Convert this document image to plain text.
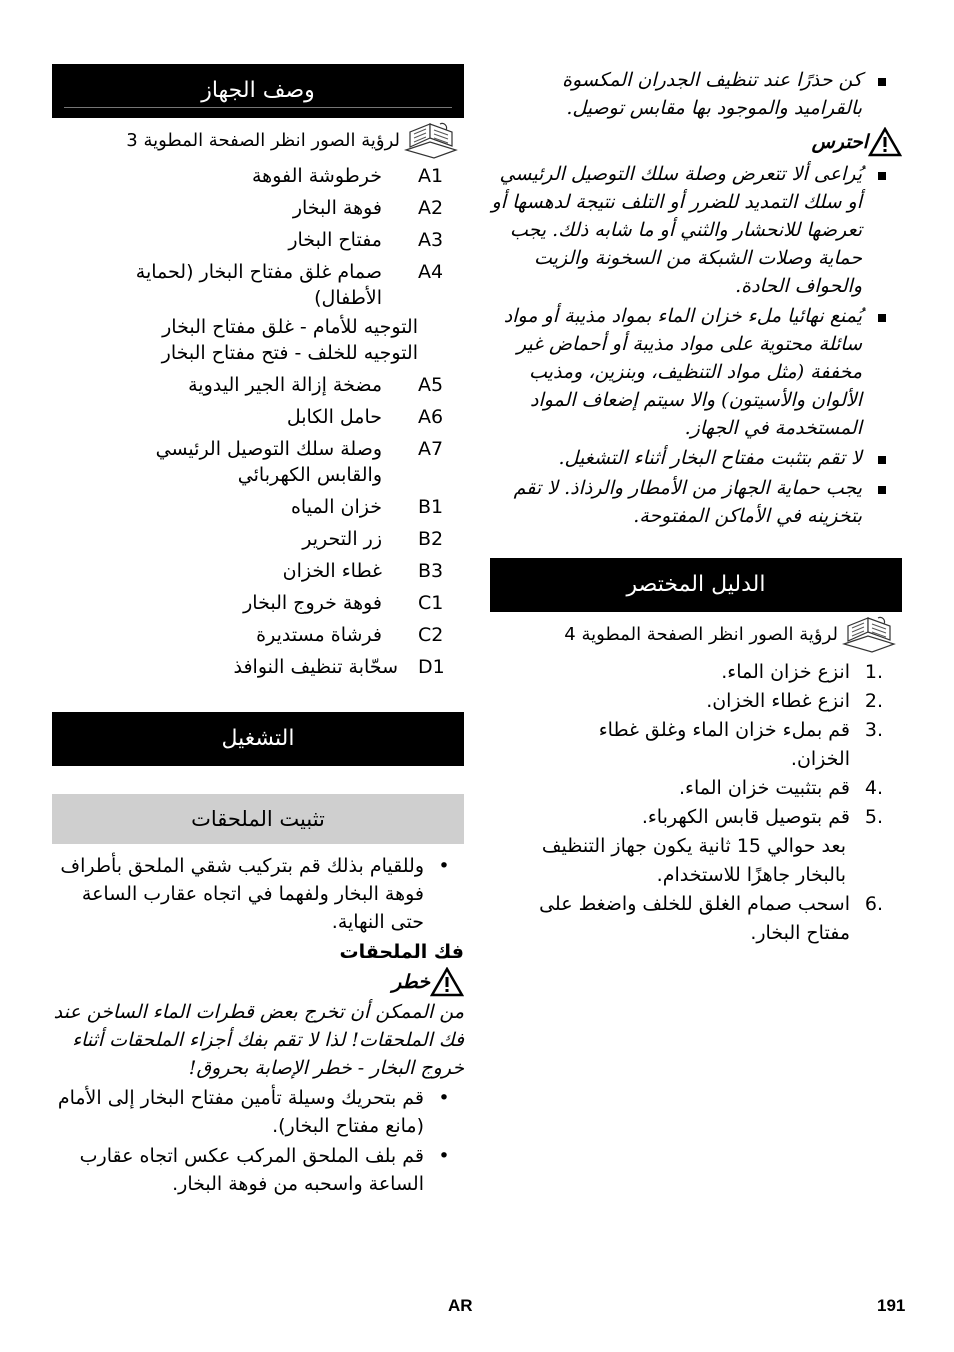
وصف الجهاز
لرؤية الصور انظر الصفحة المطوية 3
A1
خرطوشة الفوهة
A2
فوهة البخار
A3
مفتاح البخار
A4
صمام غلق مفتاح البخار (لحماية الأطفال)
التوجيه للأمام - غلق مفتاح البخار
التوجيه للخلف - فتح مفتاح البخار
A5
مضخة إزالة الجير اليدوية
A6
حامل الكابل
A7
وصلة سلك التوصيل الرئيسي والقابس الكهربائي
B1
خزان المياه
B2
زر التحرير
B3
غطاء الخزان
C1
فوهة خروج البخار
C2
فرشاة مستديرة
D1
سحّابة تنظيف النوافذ
التشغيل
تثبيت الملحقات
•
وللقيام بذلك قم بتركيب شقي الملحق بأطراف فوهة البخار ولفهما في اتجاه عقارب الساعة حتى النهاية.
فك الملحقات
خطر
من الممكن أن تخرج بعض قطرات الماء الساخن عند فك الملحقات! لذا لا تقم بفك أجزاء الملحقات أثناء خروج البخار - خطر الإصابة بحروق!
•
قم بتحريك وسيلة تأمين مفتاح البخار إلى الأمام (مانع مفتاح البخار).
•
قم بلف الملحق المركب عكس اتجاه عقارب الساعة واسحبه من فوهة البخار.
كن حذرًا عند تنظيف الجدران المكسوة بالقراميد والموجود بها مقابس توصيل.
احترس
يُراعى ألا تتعرض وصلة سلك التوصيل الرئيسي أو سلك التمديد للضرر أو التلف نتيجة لدهسها أو تعرضها للانحشار والثني أو ما شابه ذلك. يجب حماية وصلات الشبكة من السخونة والزيت والحواف الحادة.
يُمنع نهائيا ملء خزان الماء بمواد مذيبة أو مواد سائلة محتوية على مواد مذيبة أو أحماض غير مخففة (مثل مواد التنظيف، وبنزين، ومذيب الألوان والأسيتون) والا سيتم إضعاف المواد المستخدمة في الجهاز.
لا تقم بتثبت مفتاح البخار أثناء التشغيل.
يجب حماية الجهاز من الأمطار والرذاذ. لا تقم بتخزينه في الأماكن المفتوحة.
الدليل المختصر
لرؤية الصور انظر الصفحة المطوية 4
1.
انزع خزان الماء.
2.
انزع غطاء الخزان.
3.
قم بملء خزان الماء وغلق غطاء الخزان.
4.
قم بتثبيت خزان الماء.
5.
قم بتوصيل قابس الكهرباء.
بعد حوالي 15 ثانية يكون جهاز التنظيف بالبخار جاهزًا للاستخدام.
6.
اسحب صمام الغلق للخلف واضغط على مفتاح البخار.
AR	191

Problem requirements » Go through the records above, find every line with the word "أثناء", and list those lines.

Completed task »
من الممكن أن تخرج بعض قطرات الماء الساخن عند فك الملحقات! لذا لا تقم بفك أجزاء الملحقات أثناء خروج البخار - خطر الإصابة بحروق!
لا تقم بتثبت مفتاح البخار أثناء التشغيل.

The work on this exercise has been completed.